## [GIVEN REQUEST]
Review the listing and copy each line that holds the word "порт".

Records excerpted from a collection:
** START **
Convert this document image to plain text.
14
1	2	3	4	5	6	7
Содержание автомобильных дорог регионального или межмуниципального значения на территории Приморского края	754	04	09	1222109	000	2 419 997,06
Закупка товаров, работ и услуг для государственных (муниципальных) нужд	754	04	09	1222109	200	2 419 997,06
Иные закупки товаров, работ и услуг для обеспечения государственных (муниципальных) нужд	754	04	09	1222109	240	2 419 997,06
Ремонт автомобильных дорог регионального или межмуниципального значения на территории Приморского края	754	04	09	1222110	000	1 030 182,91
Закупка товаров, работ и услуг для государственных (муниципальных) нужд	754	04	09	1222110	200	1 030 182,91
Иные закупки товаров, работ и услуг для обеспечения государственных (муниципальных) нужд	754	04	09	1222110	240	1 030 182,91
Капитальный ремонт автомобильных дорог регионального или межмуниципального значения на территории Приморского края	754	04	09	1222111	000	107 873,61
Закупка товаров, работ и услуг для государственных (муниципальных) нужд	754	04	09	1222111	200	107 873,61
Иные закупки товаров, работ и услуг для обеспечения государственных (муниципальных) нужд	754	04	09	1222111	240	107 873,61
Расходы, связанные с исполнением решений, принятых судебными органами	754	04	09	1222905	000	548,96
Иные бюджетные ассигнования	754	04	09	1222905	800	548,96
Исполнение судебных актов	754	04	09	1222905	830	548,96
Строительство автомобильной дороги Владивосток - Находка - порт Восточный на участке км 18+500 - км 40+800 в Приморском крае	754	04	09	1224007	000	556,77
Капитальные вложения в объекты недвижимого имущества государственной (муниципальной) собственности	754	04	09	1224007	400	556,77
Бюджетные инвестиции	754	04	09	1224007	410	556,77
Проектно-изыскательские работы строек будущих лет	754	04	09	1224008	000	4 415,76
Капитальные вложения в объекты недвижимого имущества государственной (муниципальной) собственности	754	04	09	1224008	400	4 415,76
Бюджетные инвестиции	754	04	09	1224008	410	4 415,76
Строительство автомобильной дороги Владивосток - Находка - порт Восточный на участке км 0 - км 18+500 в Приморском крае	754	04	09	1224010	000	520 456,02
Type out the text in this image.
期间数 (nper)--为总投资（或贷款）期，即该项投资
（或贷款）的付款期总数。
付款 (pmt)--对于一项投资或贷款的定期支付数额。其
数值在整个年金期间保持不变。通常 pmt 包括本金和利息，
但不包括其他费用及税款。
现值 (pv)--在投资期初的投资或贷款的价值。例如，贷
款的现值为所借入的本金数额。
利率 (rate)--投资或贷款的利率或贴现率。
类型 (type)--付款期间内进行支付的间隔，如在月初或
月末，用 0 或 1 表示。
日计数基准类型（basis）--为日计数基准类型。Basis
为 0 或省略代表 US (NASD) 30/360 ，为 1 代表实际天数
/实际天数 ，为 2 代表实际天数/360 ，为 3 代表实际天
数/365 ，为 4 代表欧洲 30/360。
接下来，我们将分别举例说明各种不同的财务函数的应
** END **
## [SOLUTION TO THIS PROBLEM]
Строительство автомобильной дороги Владивосток - Находка - порт Восточный на участке км 18+500 - км 40+800 в Приморском крае	754	04	09	1224007	000	556,77
Строительство автомобильной дороги Владивосток - Находка - порт Восточный на участке км 0 - км 18+500 в Приморском крае	754	04	09	1224010	000	520 456,02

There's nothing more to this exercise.